⟨

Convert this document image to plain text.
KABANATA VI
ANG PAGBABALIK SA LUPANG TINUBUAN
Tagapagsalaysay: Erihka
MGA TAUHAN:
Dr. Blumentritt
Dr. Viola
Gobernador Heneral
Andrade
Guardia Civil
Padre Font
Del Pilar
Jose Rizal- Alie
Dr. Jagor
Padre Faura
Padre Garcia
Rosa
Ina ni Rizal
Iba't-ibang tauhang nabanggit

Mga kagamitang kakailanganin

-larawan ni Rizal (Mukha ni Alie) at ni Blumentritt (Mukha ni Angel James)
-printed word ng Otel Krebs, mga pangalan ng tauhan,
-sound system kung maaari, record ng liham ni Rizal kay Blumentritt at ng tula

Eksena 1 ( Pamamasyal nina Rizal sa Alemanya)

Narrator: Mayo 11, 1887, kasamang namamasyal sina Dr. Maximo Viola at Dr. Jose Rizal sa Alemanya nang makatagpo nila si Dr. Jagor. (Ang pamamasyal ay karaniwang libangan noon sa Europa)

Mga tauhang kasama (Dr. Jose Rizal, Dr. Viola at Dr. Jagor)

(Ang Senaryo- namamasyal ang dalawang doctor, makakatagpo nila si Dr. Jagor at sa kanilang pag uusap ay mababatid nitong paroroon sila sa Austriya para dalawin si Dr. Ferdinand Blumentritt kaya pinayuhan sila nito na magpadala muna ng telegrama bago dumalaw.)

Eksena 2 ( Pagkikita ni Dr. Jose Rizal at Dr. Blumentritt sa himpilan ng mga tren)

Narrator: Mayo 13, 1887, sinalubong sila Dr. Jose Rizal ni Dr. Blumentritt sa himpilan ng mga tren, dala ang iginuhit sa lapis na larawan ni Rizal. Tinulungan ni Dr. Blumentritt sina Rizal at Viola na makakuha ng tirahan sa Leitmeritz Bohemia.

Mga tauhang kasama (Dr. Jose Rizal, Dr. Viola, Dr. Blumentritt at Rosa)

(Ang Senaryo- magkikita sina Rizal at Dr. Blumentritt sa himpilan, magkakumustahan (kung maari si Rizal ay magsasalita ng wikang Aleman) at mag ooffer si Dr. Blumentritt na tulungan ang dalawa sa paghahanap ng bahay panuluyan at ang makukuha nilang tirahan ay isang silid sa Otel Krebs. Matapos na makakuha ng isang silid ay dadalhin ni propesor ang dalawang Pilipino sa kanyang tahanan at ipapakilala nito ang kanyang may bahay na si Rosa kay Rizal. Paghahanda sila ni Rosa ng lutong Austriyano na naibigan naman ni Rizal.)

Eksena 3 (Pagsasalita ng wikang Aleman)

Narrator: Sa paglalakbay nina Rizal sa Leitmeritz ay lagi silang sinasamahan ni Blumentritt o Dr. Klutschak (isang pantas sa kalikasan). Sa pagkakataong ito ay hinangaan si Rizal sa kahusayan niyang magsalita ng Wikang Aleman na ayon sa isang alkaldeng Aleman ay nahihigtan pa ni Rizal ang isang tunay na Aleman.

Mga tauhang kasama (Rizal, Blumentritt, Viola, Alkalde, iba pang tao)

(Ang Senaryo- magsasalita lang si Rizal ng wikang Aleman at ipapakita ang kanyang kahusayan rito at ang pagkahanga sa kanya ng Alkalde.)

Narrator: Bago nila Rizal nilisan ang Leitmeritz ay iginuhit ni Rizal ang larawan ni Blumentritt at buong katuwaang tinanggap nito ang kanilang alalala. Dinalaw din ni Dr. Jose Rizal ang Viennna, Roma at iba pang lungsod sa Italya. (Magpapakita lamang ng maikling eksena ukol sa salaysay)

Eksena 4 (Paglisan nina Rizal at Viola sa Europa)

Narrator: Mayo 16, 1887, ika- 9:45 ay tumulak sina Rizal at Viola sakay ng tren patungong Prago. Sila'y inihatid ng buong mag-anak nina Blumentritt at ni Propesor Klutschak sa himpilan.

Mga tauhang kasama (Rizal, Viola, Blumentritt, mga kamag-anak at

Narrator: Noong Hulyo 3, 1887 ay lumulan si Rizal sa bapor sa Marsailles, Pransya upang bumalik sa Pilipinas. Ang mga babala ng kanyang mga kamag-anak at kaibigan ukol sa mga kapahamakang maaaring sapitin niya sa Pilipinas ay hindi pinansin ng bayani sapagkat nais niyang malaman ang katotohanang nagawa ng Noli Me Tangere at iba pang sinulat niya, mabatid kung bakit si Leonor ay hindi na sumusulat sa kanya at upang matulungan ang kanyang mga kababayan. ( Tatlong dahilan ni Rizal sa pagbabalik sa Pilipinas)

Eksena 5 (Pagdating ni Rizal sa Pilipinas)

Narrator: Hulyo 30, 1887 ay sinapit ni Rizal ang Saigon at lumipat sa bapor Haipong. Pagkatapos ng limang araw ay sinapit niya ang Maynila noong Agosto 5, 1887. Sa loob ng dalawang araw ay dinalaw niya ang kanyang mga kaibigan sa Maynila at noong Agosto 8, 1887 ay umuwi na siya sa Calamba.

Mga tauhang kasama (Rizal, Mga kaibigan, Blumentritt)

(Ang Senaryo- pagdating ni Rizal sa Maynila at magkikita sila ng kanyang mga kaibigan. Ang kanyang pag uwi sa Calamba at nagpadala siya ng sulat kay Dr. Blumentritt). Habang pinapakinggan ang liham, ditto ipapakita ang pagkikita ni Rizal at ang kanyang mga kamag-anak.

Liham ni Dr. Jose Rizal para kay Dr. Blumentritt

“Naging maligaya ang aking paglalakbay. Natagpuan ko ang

⟩

◆ EXERCISE GOAL ◆
Copy each line of the listing in which the word "larawan" can be found.

◆ TASK ANSWER ◆
-larawan ni Rizal (Mukha ni Alie) at ni Blumentritt (Mukha ni Angel James)
Narrator: Mayo 13, 1887, sinalubong sila Dr. Jose Rizal ni Dr. Blumentritt sa himpilan ng mga tren, dala ang iginuhit sa lapis na larawan ni Rizal. Tinulungan ni Dr. Blumentritt sina Rizal at Viola na makakuha ng tirahan sa Leitmeritz Bohemia.
Narrator: Bago nila Rizal nilisan ang Leitmeritz ay iginuhit ni Rizal ang larawan ni Blumentritt at buong katuwaang tinanggap nito ang kanilang alalala. Dinalaw din ni Dr. Jose Rizal ang Viennna, Roma at iba pang lungsod sa Italya. (Magpapakita lamang ng maikling eksena ukol sa salaysay)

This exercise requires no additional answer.